## TASK REQUIREMENTS:
Tell how many lines in the data below include the word "detection". The answer is the number only.

Dataset entries

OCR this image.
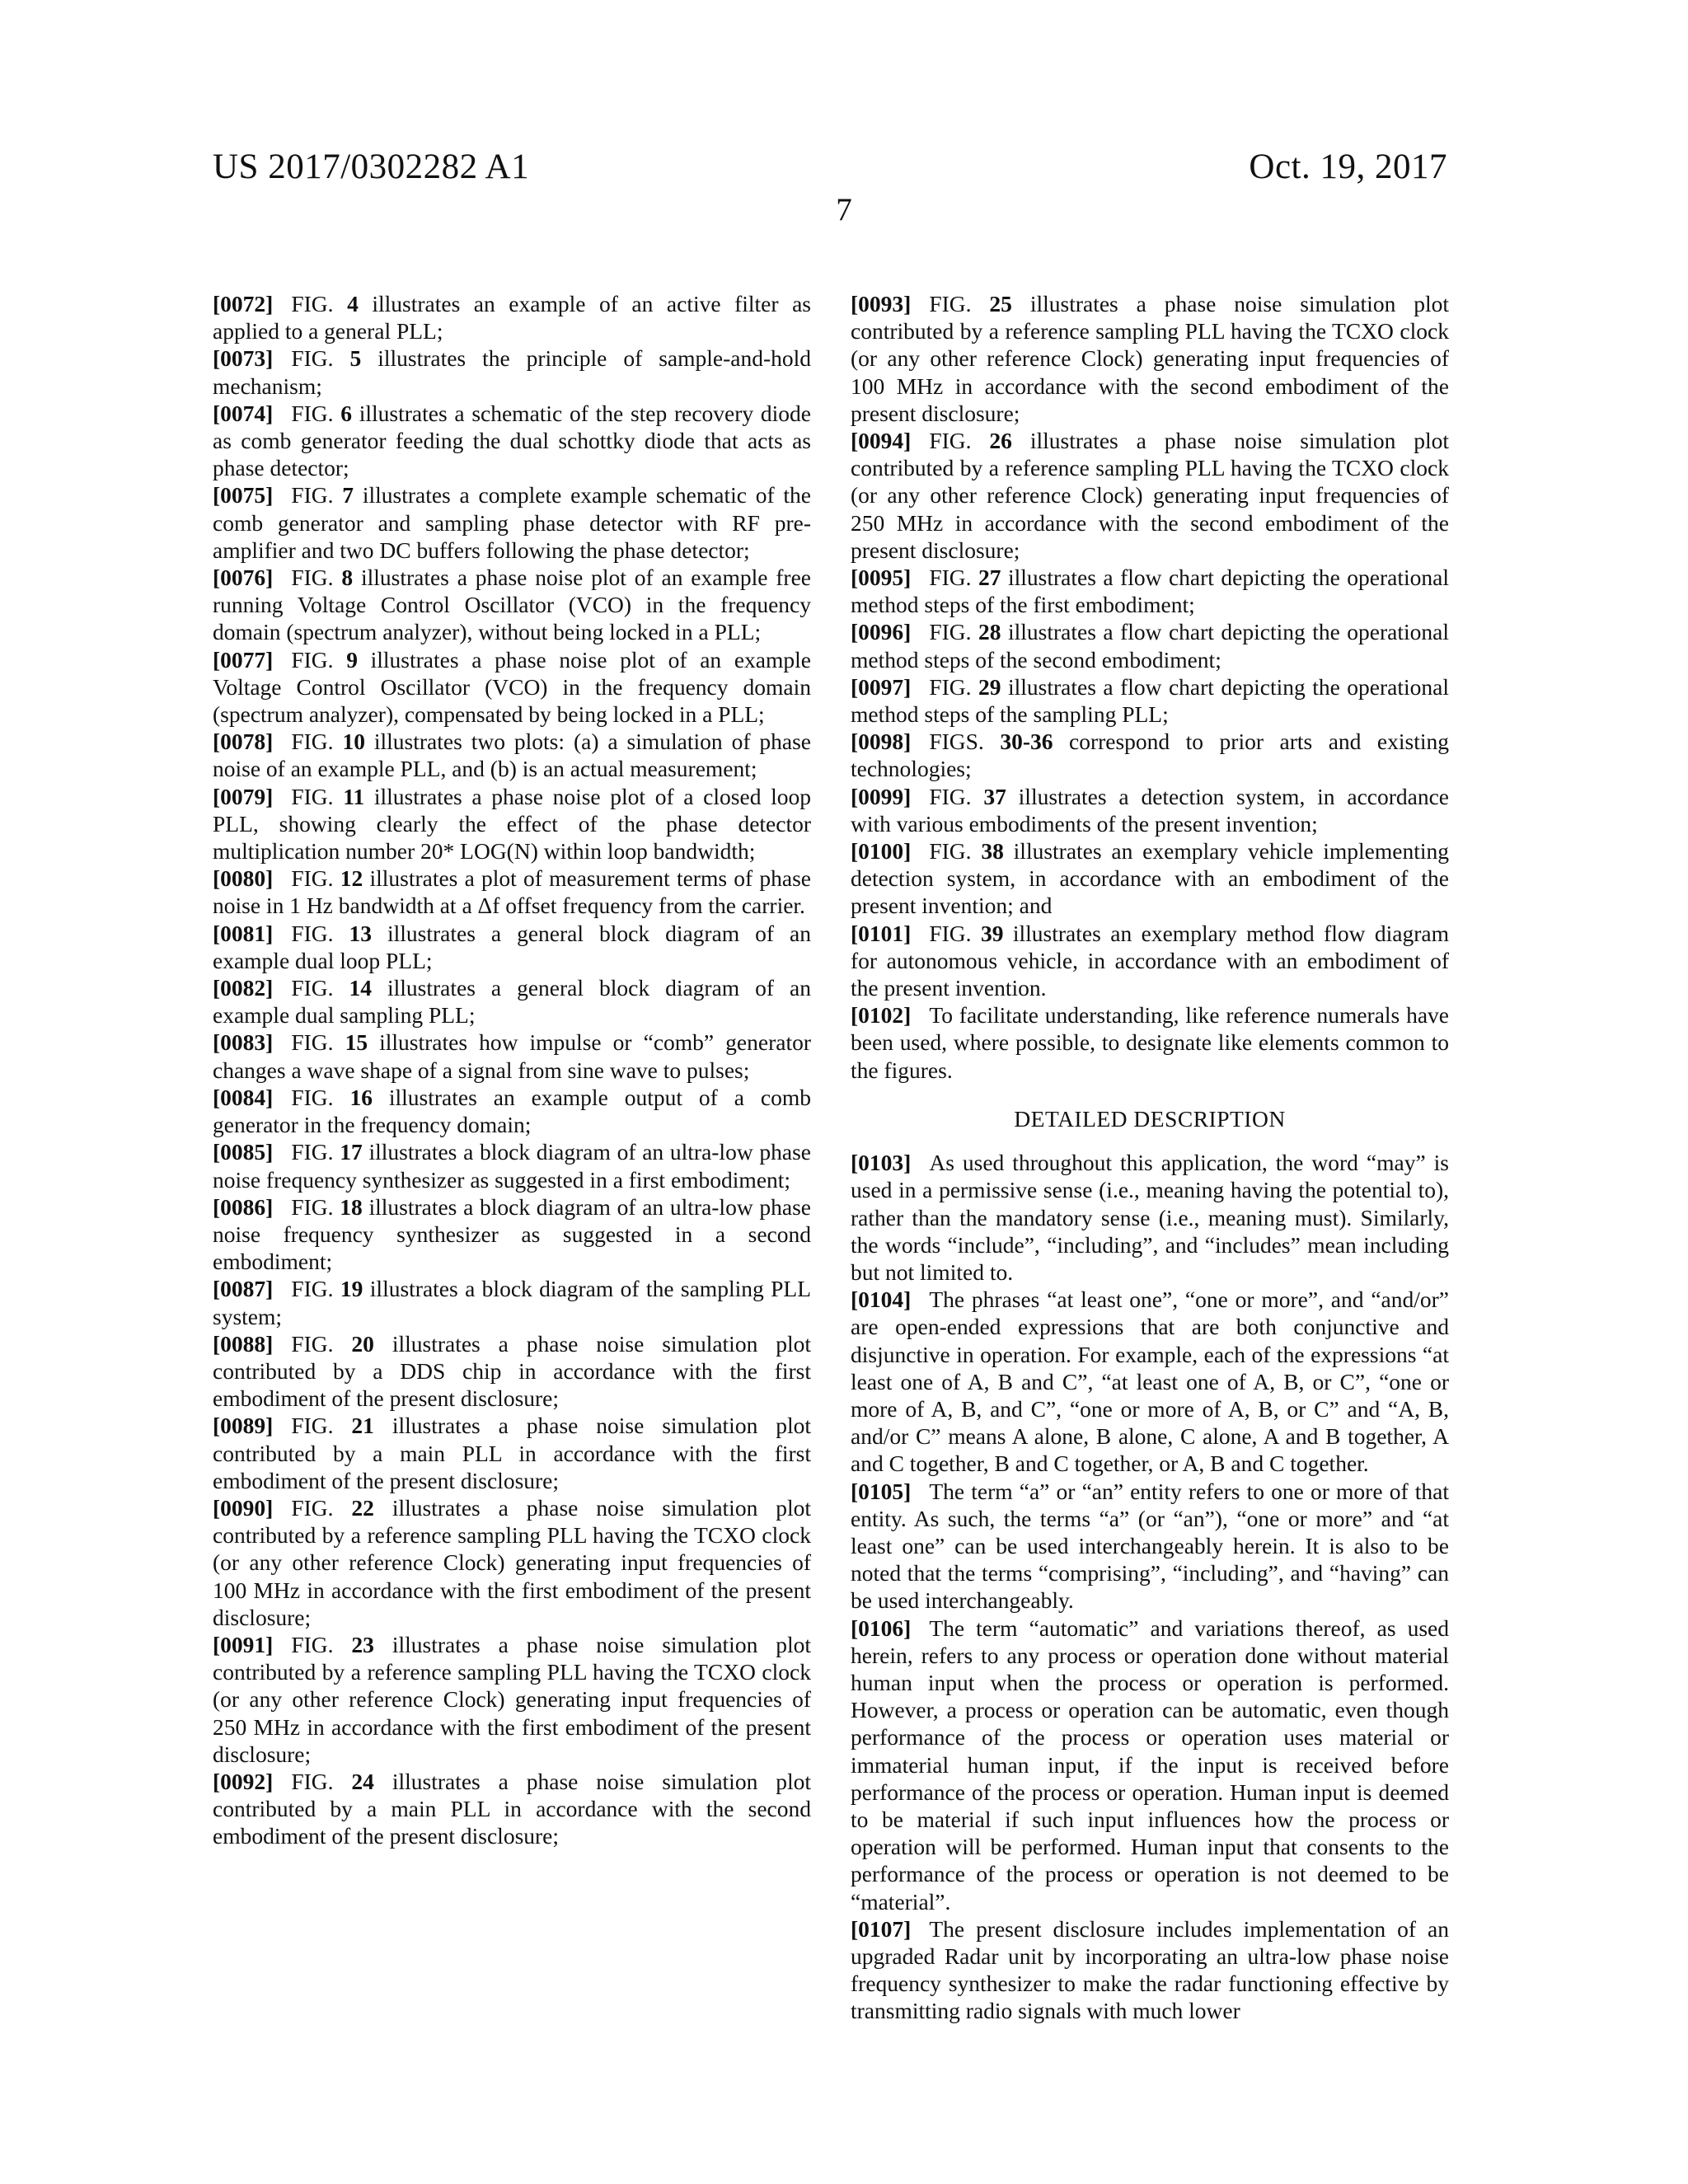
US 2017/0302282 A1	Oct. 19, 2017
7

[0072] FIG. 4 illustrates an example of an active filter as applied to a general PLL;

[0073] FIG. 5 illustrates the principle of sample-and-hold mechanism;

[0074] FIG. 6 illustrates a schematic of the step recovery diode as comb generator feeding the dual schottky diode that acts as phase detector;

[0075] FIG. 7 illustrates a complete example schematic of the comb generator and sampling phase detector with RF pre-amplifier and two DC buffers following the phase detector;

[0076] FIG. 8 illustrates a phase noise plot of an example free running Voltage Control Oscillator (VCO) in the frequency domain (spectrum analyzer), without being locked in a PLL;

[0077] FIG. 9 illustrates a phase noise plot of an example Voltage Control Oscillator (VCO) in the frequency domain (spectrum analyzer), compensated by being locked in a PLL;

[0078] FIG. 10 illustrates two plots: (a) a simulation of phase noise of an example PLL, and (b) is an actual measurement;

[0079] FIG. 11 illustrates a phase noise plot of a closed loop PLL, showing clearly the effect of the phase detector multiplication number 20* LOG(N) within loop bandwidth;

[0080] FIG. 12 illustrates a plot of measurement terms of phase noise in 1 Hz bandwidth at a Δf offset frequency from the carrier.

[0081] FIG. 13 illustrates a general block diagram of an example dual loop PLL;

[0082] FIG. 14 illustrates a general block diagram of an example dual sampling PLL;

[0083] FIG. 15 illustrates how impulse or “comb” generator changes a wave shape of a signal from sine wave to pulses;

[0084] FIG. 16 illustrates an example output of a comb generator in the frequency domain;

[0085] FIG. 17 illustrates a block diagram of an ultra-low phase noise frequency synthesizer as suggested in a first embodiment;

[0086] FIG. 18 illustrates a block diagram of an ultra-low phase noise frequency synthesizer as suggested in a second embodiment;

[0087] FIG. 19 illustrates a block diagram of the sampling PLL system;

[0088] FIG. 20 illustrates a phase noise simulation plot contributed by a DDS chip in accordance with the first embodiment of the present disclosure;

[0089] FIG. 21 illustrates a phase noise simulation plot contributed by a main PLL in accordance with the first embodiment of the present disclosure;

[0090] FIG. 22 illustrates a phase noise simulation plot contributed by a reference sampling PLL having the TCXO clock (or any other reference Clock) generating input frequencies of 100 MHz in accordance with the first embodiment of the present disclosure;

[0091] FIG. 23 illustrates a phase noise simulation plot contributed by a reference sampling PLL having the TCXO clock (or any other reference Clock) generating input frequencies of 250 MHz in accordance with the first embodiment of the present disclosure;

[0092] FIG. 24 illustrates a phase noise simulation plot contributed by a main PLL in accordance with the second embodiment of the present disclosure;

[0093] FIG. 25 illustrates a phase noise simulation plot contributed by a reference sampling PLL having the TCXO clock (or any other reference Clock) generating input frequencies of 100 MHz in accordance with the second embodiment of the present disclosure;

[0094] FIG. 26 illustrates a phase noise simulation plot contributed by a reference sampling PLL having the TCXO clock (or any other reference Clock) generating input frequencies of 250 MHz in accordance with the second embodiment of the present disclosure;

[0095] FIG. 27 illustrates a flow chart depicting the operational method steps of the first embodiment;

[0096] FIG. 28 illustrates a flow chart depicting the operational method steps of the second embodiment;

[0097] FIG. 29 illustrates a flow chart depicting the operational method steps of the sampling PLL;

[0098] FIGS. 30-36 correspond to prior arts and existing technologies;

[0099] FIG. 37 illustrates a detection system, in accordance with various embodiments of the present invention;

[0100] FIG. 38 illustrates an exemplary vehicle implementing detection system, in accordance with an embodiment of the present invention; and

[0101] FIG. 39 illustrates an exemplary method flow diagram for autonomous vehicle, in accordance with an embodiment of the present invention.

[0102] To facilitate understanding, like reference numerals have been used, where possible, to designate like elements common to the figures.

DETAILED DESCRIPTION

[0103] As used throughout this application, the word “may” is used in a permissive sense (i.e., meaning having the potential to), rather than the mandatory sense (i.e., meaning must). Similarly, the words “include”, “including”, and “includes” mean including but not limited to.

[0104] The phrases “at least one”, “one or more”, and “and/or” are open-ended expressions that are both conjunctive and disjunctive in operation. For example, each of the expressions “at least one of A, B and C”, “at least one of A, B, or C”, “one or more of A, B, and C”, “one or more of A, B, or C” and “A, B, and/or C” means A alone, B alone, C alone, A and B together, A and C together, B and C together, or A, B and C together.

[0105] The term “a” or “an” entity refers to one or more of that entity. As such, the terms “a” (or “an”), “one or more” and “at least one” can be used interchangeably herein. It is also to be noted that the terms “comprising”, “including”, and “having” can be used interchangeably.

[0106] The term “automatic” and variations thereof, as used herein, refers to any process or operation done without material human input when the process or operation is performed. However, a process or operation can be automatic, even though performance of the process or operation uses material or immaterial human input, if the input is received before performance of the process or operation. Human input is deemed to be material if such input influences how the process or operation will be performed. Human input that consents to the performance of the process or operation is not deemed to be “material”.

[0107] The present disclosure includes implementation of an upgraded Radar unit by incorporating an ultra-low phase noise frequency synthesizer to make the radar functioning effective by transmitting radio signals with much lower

...

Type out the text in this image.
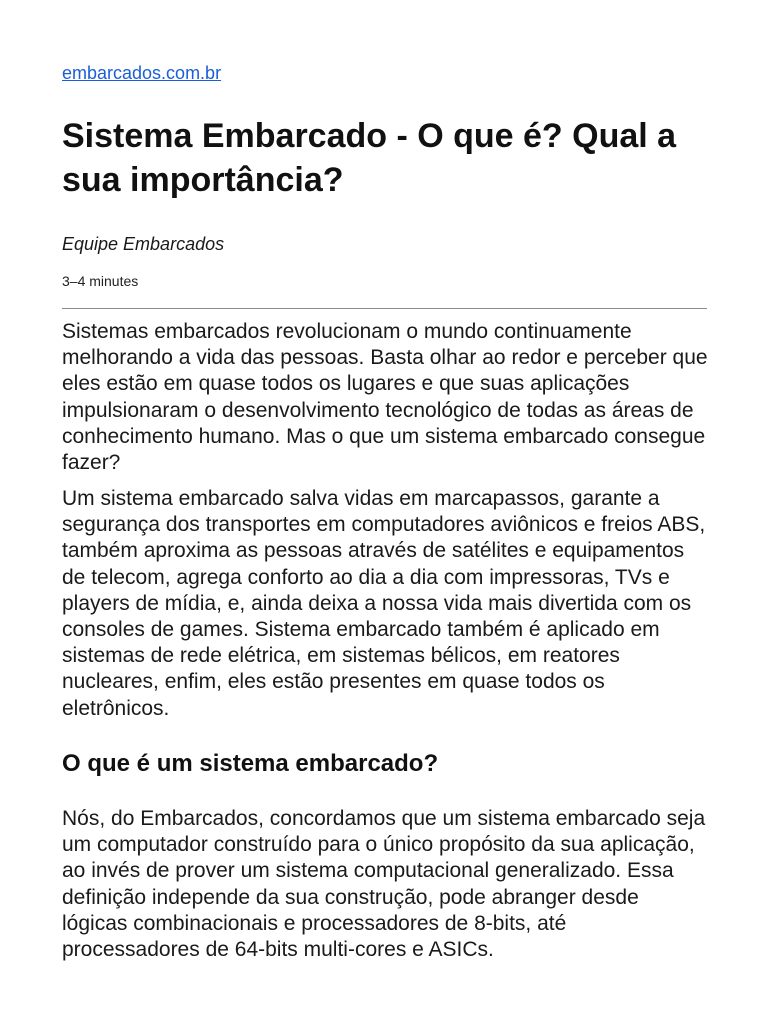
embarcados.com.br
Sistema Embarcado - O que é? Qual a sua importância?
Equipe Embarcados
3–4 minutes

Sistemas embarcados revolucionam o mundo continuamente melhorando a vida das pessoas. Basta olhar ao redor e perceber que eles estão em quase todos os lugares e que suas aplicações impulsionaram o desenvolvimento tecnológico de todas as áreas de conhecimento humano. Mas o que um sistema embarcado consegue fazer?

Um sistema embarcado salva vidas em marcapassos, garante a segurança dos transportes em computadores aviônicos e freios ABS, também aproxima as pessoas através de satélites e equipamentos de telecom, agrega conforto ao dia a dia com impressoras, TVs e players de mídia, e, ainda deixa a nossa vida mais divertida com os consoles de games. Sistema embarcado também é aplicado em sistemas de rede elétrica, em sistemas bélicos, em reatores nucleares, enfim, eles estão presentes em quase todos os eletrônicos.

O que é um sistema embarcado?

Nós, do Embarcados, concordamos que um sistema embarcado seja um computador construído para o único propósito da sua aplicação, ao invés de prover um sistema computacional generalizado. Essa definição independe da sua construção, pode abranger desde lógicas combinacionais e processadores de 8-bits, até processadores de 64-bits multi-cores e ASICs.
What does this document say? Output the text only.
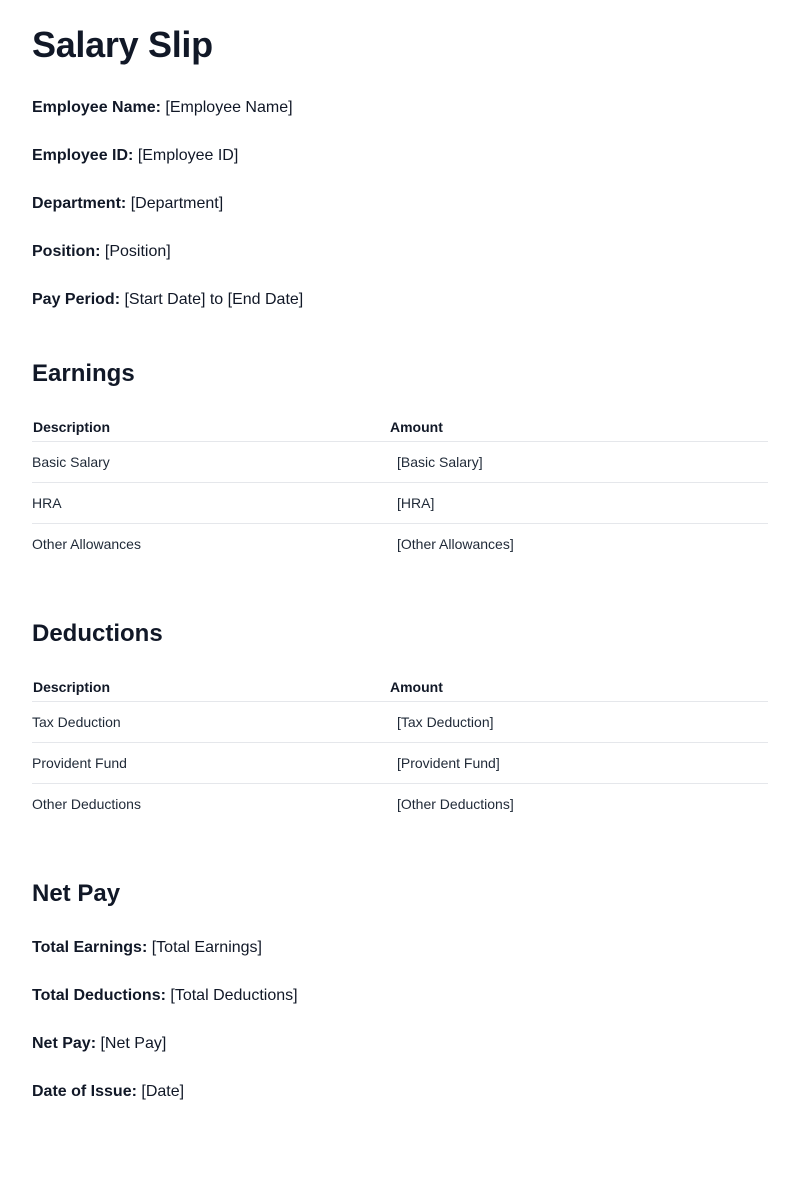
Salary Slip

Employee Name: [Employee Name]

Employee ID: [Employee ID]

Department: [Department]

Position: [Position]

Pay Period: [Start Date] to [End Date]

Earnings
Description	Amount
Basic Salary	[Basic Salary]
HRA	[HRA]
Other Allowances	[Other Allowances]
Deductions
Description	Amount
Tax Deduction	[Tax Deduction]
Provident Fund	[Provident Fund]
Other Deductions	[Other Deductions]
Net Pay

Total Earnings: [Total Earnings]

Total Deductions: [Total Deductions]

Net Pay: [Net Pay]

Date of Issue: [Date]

## WORKED ANSWER:
2